TASK TO CARRY OUT:
Count, in the entries, the lines with "Rossa". Answer with the number only.

INPUT RECORDS:
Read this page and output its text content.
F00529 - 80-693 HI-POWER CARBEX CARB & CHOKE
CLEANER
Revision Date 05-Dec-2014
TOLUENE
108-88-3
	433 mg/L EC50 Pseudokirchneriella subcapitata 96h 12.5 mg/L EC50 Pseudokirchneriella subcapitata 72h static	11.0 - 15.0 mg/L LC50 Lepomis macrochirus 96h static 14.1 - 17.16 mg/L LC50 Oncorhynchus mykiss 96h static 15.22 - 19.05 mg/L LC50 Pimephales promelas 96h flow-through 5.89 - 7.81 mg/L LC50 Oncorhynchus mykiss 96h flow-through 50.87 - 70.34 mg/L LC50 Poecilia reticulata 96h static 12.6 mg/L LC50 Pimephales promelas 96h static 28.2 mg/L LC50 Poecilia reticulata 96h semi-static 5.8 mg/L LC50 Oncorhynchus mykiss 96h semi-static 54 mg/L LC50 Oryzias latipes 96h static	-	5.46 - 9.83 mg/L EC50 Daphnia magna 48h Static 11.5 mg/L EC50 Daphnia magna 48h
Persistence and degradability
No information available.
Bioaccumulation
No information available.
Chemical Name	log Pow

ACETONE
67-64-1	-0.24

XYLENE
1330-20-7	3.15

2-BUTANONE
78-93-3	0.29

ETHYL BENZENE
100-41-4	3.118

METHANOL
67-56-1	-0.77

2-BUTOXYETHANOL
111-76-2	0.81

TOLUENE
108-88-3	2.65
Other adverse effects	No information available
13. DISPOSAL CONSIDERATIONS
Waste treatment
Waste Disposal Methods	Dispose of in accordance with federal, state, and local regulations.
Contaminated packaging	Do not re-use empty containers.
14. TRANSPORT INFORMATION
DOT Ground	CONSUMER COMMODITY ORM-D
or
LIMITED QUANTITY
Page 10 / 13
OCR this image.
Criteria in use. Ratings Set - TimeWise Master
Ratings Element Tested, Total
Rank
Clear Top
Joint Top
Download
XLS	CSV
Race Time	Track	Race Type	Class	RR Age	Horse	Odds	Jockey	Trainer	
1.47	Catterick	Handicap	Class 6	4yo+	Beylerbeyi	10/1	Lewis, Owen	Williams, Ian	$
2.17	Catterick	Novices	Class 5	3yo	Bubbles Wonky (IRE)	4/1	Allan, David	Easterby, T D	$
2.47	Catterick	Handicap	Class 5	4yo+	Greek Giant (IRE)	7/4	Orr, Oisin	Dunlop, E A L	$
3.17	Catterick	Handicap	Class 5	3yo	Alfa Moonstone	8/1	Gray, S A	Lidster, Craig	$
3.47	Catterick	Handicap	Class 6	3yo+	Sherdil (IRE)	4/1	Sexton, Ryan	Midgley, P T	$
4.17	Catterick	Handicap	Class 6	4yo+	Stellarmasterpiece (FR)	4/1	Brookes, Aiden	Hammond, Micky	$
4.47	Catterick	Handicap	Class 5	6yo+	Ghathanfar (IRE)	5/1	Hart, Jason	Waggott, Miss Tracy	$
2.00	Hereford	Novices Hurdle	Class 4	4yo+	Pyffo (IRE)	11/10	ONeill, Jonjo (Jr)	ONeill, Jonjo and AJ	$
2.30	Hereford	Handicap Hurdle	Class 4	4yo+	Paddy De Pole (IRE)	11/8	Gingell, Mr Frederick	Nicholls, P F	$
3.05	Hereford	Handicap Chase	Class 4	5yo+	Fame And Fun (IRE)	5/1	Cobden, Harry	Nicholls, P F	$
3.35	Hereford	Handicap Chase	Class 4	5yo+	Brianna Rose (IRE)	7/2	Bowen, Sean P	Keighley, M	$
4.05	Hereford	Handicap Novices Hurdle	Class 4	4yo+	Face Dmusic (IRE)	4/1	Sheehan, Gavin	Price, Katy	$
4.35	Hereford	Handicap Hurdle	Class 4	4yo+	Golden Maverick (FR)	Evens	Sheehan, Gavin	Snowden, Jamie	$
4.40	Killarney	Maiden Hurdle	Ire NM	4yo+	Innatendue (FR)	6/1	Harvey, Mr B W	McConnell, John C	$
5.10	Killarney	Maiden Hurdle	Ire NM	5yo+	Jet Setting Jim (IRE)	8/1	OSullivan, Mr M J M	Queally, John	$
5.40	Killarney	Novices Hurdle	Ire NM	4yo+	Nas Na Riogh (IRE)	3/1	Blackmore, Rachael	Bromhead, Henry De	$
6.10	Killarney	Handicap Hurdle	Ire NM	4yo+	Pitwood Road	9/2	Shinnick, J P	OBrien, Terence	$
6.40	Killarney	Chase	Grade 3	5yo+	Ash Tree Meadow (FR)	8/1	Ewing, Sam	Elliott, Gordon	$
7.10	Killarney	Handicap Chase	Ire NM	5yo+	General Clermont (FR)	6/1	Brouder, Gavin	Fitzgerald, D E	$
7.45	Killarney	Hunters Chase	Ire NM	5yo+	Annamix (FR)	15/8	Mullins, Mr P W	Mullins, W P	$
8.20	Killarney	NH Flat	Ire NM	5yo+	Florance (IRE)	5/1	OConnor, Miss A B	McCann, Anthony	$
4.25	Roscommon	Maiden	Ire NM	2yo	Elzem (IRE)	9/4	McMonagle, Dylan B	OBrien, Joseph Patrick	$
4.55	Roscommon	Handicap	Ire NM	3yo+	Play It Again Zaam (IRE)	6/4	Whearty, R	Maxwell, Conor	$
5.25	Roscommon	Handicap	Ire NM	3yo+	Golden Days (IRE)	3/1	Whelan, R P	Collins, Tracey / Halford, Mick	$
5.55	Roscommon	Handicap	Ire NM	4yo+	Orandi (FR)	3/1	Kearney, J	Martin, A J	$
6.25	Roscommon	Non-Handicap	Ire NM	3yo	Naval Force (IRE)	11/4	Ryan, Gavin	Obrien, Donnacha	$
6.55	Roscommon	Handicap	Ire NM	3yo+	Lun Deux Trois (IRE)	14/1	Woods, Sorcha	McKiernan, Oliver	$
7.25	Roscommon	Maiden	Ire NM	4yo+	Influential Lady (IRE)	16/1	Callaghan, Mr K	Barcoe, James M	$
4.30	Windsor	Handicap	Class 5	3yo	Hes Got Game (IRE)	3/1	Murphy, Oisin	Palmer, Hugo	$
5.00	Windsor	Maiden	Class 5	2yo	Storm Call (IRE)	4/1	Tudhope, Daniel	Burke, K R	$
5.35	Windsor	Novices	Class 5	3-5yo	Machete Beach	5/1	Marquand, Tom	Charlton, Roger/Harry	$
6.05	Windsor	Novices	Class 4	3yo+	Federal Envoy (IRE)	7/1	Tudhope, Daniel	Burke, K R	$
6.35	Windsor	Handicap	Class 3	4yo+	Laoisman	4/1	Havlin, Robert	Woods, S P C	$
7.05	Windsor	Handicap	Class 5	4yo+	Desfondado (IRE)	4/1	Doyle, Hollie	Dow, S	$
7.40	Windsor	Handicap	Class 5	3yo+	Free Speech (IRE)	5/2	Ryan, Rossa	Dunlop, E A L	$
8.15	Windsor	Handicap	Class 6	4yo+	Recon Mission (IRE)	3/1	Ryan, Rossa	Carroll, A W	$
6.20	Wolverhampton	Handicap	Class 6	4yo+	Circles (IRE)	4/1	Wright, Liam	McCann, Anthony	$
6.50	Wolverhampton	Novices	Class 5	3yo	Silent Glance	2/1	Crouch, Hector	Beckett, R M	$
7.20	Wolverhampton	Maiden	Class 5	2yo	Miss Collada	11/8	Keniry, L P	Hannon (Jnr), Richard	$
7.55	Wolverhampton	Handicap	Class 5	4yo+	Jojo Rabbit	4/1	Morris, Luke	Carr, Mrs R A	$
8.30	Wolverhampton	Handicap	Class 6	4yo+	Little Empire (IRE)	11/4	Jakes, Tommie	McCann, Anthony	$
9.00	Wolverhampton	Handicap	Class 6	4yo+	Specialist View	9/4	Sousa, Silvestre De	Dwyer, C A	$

ANSWER IN FULL:
2